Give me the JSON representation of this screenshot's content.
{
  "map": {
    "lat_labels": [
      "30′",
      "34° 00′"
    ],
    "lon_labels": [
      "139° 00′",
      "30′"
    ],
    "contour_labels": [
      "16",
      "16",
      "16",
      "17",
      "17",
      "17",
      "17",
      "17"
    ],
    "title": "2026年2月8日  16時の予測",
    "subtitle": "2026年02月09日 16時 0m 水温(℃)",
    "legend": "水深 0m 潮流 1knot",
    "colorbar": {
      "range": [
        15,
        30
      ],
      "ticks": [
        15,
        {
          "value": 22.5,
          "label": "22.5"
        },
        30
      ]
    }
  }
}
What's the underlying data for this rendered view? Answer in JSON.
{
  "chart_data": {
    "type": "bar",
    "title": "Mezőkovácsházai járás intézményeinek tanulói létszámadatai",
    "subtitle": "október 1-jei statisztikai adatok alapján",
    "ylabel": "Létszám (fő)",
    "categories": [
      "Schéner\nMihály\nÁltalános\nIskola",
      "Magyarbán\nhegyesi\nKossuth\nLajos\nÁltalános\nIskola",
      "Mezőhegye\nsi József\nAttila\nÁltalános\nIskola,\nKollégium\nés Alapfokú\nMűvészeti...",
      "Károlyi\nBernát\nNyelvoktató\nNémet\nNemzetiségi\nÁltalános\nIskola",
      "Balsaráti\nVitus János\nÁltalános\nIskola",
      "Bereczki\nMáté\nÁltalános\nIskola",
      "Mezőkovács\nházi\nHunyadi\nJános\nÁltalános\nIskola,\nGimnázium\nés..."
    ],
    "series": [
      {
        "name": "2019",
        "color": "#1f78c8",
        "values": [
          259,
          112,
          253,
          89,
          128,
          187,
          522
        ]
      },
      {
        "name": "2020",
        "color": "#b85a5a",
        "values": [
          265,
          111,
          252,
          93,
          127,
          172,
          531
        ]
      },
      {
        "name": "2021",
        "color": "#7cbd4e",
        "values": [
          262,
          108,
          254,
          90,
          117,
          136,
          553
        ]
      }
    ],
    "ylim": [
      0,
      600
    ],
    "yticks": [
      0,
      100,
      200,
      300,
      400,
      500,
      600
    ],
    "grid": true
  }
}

+===+

[Aim] Pull out every line in the material above where "nÁltalános" occurs.

[Task answer]
      "Schéner\nMihály\nÁltalános\nIskola",
      "Magyarbán\nhegyesi\nKossuth\nLajos\nÁltalános\nIskola",
      "Mezőhegye\nsi József\nAttila\nÁltalános\nIskola,\nKollégium\nés Alapfokú\nMűvészeti...",
      "Károlyi\nBernát\nNyelvoktató\nNémet\nNemzetiségi\nÁltalános\nIskola",
      "Balsaráti\nVitus János\nÁltalános\nIskola",
      "Bereczki\nMáté\nÁltalános\nIskola",
      "Mezőkovács\nházi\nHunyadi\nJános\nÁltalános\nIskola,\nGimnázium\nés..."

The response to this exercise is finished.